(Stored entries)
__________________________________________________

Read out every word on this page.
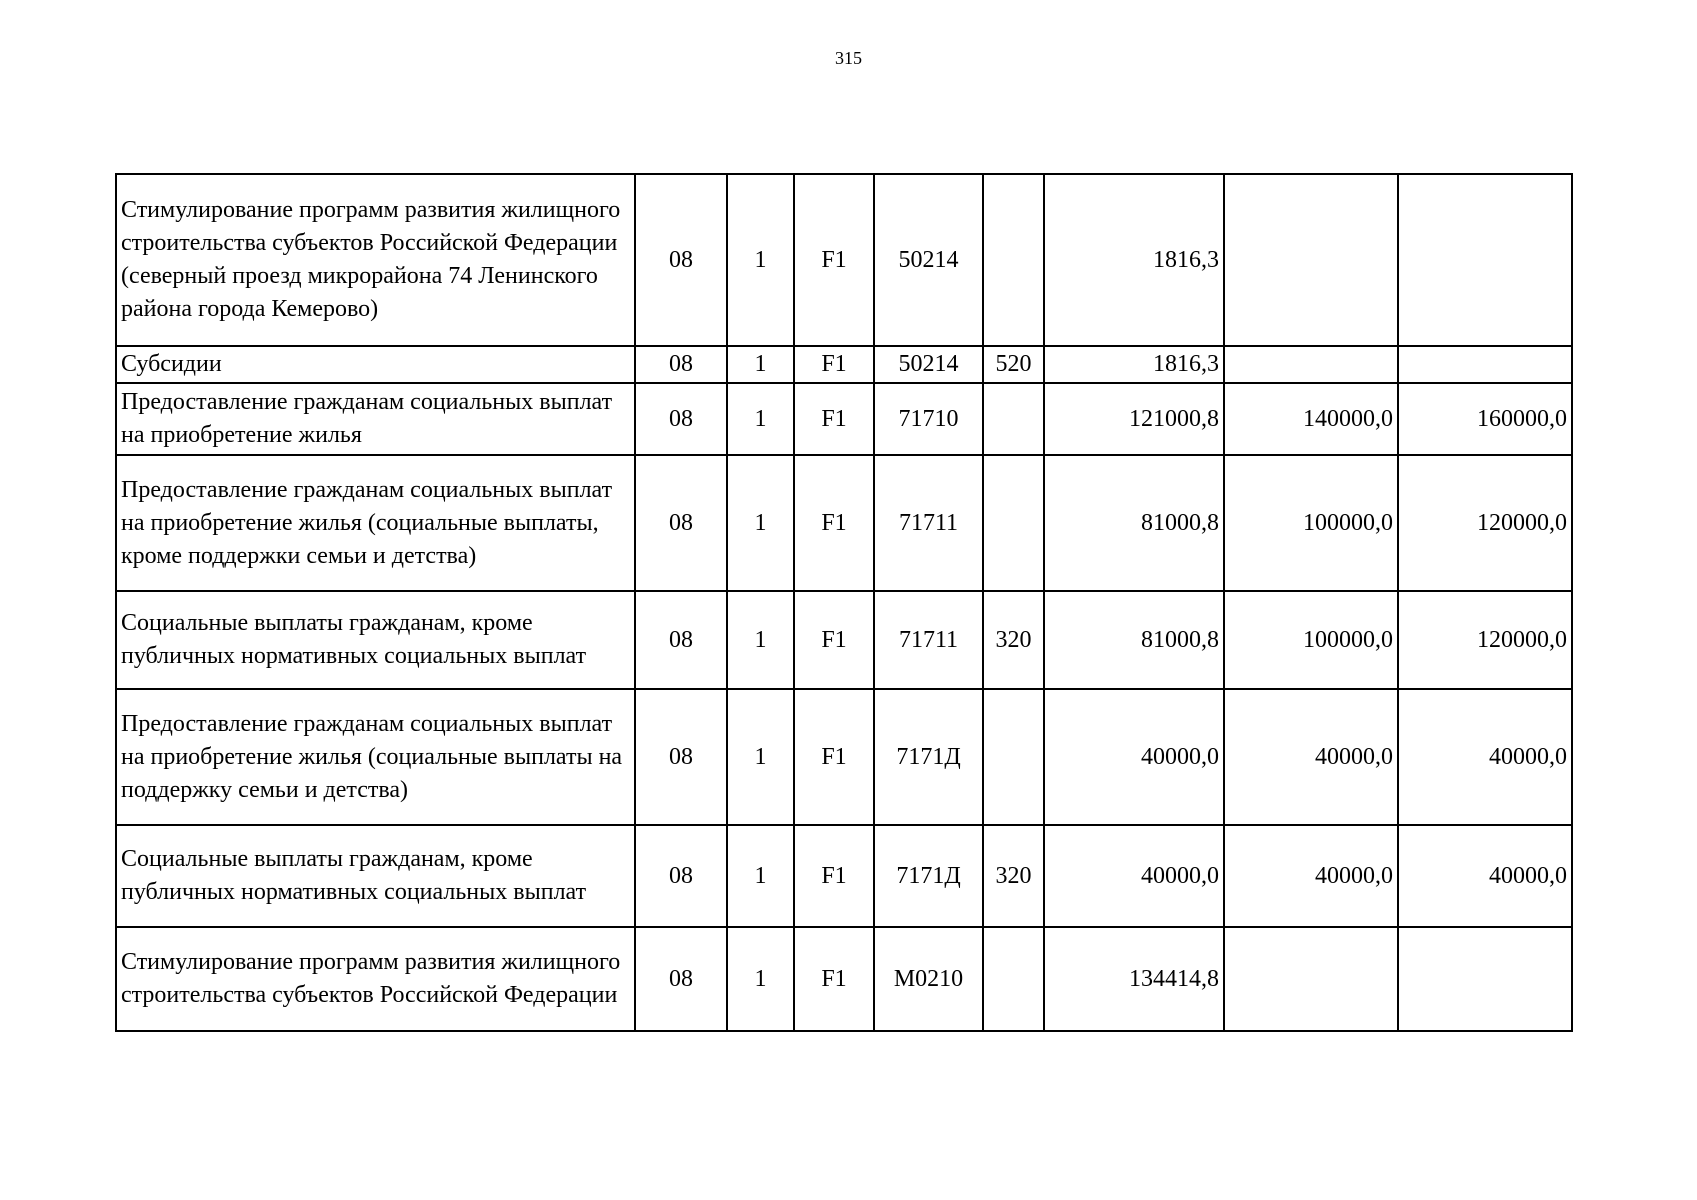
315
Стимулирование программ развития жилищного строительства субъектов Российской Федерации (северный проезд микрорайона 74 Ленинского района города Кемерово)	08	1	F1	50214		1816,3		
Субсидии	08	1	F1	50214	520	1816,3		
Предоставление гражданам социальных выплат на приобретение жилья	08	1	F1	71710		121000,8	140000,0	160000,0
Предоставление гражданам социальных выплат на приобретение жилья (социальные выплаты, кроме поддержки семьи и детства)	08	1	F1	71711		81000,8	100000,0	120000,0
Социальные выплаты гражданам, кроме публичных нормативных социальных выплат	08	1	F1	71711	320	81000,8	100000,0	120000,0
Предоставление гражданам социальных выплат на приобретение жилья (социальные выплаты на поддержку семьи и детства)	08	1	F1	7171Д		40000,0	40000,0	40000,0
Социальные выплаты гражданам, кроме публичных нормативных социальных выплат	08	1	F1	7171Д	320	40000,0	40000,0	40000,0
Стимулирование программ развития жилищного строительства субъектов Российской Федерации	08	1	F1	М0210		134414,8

__________________________________________________

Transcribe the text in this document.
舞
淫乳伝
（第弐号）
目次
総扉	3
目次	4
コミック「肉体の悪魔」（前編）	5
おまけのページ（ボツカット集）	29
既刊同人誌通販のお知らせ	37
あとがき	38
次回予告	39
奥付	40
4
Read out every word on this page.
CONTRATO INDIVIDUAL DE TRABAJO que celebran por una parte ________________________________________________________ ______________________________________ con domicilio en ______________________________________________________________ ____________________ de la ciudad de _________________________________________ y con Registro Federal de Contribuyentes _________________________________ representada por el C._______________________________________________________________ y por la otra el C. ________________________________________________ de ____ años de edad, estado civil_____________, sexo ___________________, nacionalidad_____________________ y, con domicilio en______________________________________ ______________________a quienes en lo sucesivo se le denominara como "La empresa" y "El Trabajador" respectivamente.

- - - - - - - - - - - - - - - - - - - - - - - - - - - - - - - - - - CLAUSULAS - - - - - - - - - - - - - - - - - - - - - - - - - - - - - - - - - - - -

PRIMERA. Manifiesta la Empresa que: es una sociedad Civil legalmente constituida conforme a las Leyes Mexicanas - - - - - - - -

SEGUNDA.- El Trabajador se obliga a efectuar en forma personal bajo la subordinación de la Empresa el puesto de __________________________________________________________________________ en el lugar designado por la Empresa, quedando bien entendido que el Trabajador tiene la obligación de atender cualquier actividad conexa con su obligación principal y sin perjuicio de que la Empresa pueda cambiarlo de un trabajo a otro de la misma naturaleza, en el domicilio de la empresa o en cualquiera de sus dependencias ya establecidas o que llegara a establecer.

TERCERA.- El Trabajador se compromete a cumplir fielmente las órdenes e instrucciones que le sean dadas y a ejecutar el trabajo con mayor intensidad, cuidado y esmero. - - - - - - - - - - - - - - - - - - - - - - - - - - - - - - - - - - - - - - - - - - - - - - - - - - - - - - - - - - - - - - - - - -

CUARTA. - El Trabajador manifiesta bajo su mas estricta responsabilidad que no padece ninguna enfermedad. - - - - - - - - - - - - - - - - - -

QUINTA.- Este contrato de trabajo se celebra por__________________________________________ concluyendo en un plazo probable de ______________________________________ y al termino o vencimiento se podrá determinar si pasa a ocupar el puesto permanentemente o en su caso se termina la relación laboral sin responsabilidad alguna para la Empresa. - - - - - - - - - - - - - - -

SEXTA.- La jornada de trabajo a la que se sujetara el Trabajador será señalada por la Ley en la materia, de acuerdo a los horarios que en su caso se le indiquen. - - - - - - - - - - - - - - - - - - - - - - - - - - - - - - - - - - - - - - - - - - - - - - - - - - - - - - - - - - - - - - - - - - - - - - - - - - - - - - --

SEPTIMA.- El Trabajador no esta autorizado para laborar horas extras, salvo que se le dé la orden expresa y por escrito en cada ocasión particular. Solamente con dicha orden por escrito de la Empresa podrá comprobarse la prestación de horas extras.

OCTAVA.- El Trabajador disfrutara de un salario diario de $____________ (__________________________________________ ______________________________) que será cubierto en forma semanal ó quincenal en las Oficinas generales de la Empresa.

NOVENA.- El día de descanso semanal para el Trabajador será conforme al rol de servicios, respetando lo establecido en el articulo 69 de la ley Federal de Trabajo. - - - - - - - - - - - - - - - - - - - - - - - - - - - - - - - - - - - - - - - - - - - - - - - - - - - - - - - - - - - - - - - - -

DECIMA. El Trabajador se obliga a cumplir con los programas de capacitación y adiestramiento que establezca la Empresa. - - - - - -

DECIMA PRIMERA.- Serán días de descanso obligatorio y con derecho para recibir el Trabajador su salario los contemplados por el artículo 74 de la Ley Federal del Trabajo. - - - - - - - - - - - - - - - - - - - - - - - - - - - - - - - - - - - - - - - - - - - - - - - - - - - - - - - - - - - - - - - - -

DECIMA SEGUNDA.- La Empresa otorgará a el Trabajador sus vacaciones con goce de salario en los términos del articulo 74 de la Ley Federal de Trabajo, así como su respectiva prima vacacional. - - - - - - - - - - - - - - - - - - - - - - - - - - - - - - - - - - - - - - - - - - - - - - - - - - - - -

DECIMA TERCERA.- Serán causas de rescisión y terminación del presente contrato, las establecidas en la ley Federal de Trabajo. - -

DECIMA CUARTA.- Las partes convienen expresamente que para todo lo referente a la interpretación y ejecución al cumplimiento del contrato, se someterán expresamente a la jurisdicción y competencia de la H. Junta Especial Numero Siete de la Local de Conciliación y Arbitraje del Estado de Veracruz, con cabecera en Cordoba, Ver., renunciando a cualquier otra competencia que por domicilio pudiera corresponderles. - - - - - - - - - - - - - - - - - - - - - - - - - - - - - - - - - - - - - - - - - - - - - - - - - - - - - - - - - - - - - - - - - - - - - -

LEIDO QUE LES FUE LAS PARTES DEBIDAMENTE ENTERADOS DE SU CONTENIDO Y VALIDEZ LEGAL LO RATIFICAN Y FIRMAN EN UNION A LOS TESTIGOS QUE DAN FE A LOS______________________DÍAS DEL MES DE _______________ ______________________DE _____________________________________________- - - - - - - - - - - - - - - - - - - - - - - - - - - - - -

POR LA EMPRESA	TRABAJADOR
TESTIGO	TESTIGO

__________________________________________________

▸ GIVEN PROBLEM:
Every line in the data that holds "forma" should be copied out.

▸ RESULT OF THE TASK:
SEGUNDA.- El Trabajador se obliga a efectuar en forma personal bajo la subordinación de la Empresa el puesto de __________________________________________________________________________ en el lugar designado por la Empresa, quedando bien entendido que el Trabajador tiene la obligación de atender cualquier actividad conexa con su obligación principal y sin perjuicio de que la Empresa pueda cambiarlo de un trabajo a otro de la misma naturaleza, en el domicilio de la empresa o en cualquiera de sus dependencias ya establecidas o que llegara a establecer.
OCTAVA.- El Trabajador disfrutara de un salario diario de $____________ (__________________________________________ ______________________________) que será cubierto en forma semanal ó quincenal en las Oficinas generales de la Empresa.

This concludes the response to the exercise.